§ The exercise
Pull each line containing "Chai" out of the data and copy it.
######
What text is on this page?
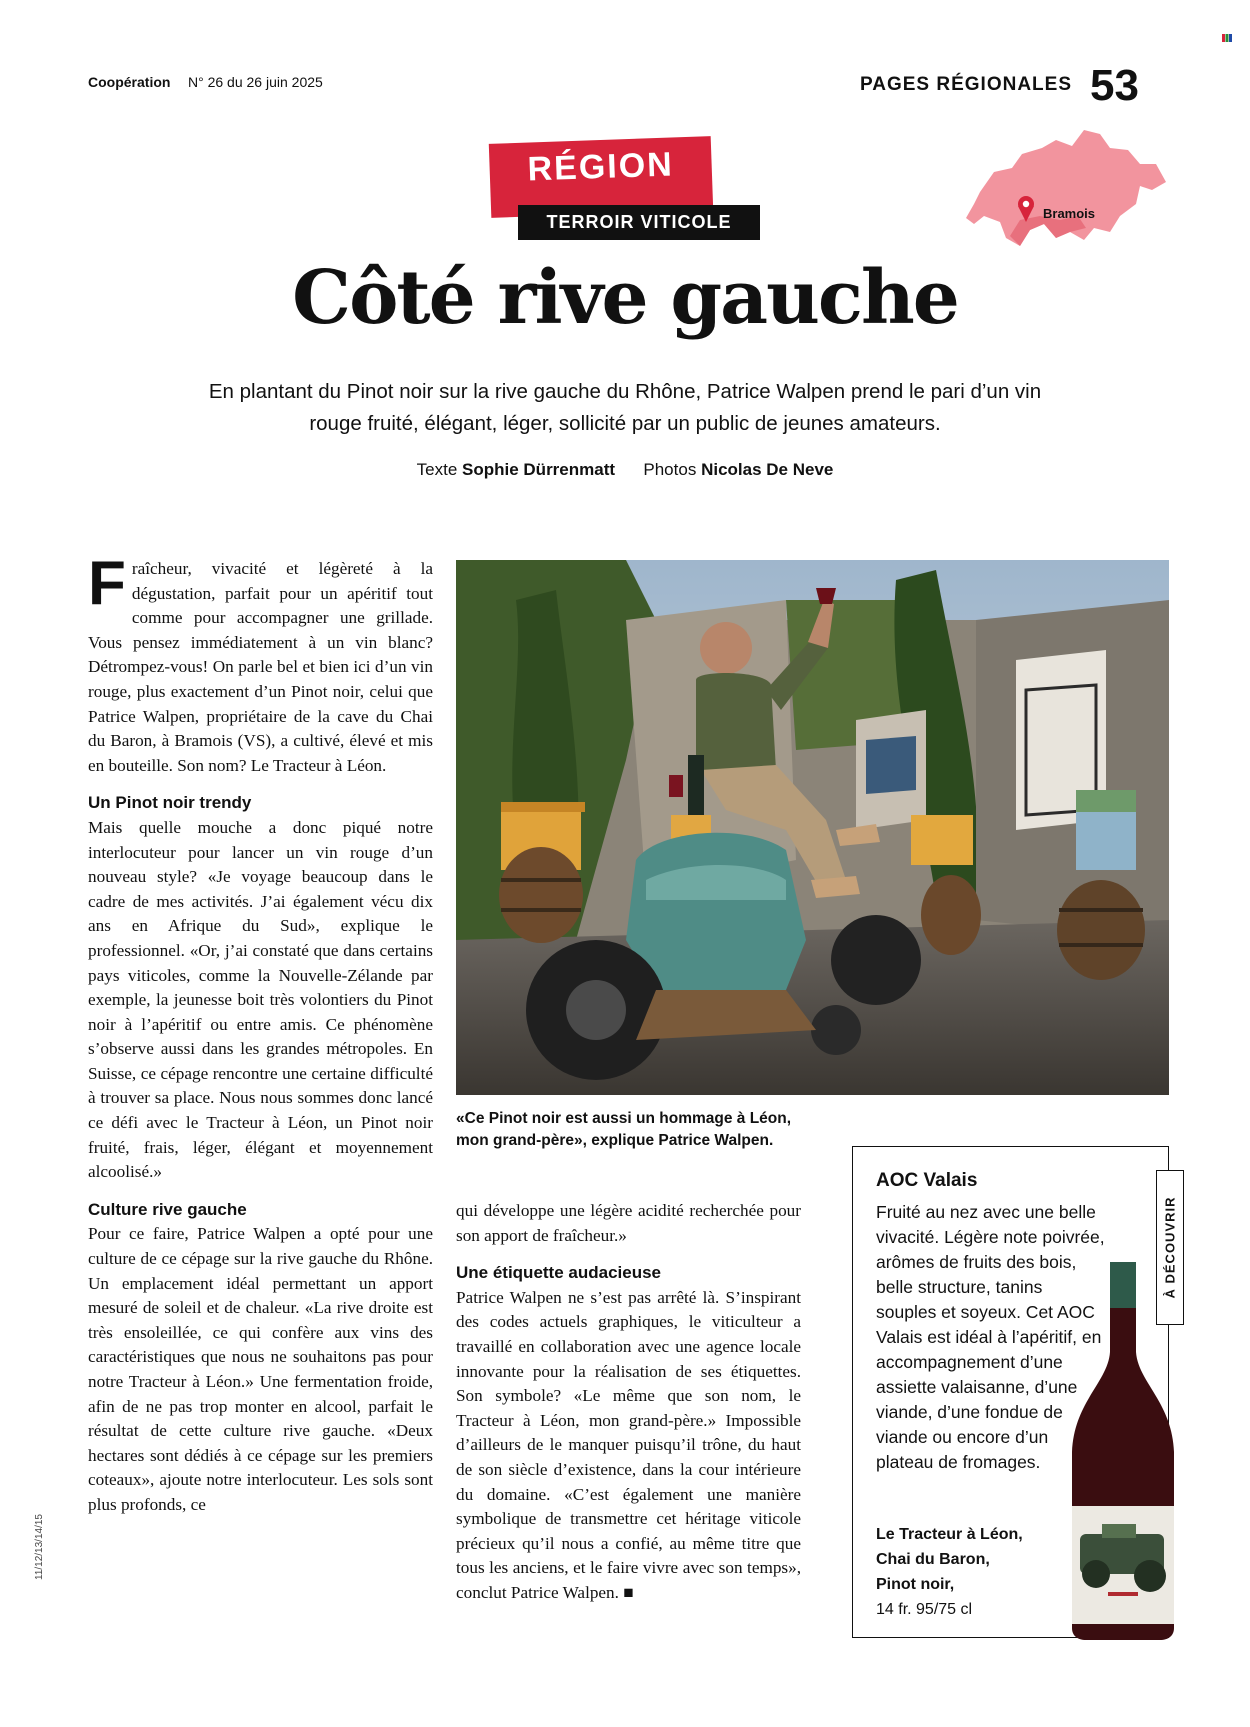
Coopération N° 26 du 26 juin 2025	PAGES RÉGIONALES 53
RÉGION
TERROIR VITICOLE	Bramois
Côté rive gauche

En plantant du Pinot noir sur la rive gauche du Rhône, Patrice Walpen prend le pari d’un vin rouge fruité, élégant, léger, sollicité par un public de jeunes amateurs.

Texte Sophie Dürrenmatt Photos Nicolas De Neve

Fraîcheur, vivacité et légèreté à la dégustation, parfait pour un apéritif tout comme pour accompagner une grillade. Vous pensez immédiatement à un vin blanc? Détrompez-vous! On parle bel et bien ici d’un vin rouge, plus exactement d’un Pinot noir, celui que Patrice Walpen, propriétaire de la cave du Chai du Baron, à Bramois (VS), a cultivé, élevé et mis en bouteille. Son nom? Le Tracteur à Léon.

Un Pinot noir trendy

Mais quelle mouche a donc piqué notre interlocuteur pour lancer un vin rouge d’un nouveau style? «Je voyage beaucoup dans le cadre de mes activités. J’ai également vécu dix ans en Afrique du Sud», explique le professionnel. «Or, j’ai constaté que dans certains pays viticoles, comme la Nouvelle-Zélande par exemple, la jeunesse boit très volontiers du Pinot noir à l’apéritif ou entre amis. Ce phénomène s’observe aussi dans les grandes métropoles. En Suisse, ce cépage rencontre une certaine difficulté à trouver sa place. Nous nous sommes donc lancé ce défi avec le Tracteur à Léon, un Pinot noir fruité, frais, léger, élégant et moyennement alcoolisé.»

Culture rive gauche

Pour ce faire, Patrice Walpen a opté pour une culture de ce cépage sur la rive gauche du Rhône. Un emplacement idéal permettant un apport mesuré de soleil et de chaleur. «La rive droite est très ensoleillée, ce qui confère aux vins des caractéristiques que nous ne souhaitons pas pour notre Tracteur à Léon.» Une fermentation froide, afin de ne pas trop monter en alcool, parfait le résultat de cette culture rive gauche. «Deux hectares sont dédiés à ce cépage sur les premiers coteaux», ajoute notre interlocuteur. Les sols sont plus profonds, ce

«Ce Pinot noir est aussi un hommage à Léon, mon grand-père», explique Patrice Walpen.

qui développe une légère acidité recherchée pour son apport de fraîcheur.»

Une étiquette audacieuse

Patrice Walpen ne s’est pas arrêté là. S’inspirant des codes actuels graphiques, le viticulteur a travaillé en collaboration avec une agence locale innovante pour la réalisation de ses étiquettes. Son symbole? «Le même que son nom, le Tracteur à Léon, mon grand-père.» Impossible d’ailleurs de le manquer puisqu’il trône, du haut de son siècle d’existence, dans la cour intérieure du domaine. «C’est également une manière symbolique de transmettre cet héritage viticole précieux qu’il nous a confié, au même titre que tous les anciens, et le faire vivre avec son temps», conclut Patrice Walpen. ■

AOC Valais
Fruité au nez avec une belle vivacité. Légère note poivrée, arômes de fruits des bois, belle structure, tanins souples et soyeux. Cet AOC Valais est idéal à l’apéritif, en accompagnement d’une assiette valaisanne, d’une viande, d’une fondue de viande ou encore d’un plateau de fromages.
Le Tracteur à Léon,
Chai du Baron,
Pinot noir,
14 fr. 95/75 cl
À DÉCOUVRIR
11/12/13/14/15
######
§ Result for this task
Fraîcheur, vivacité et légèreté à la dégustation, parfait pour un apéritif tout comme pour accompagner une grillade. Vous pensez immédiatement à un vin blanc? Détrompez-vous! On parle bel et bien ici d’un vin rouge, plus exactement d’un Pinot noir, celui que Patrice Walpen, propriétaire de la cave du Chai du Baron, à Bramois (VS), a cultivé, élevé et mis en bouteille. Son nom? Le Tracteur à Léon.
Chai du Baron,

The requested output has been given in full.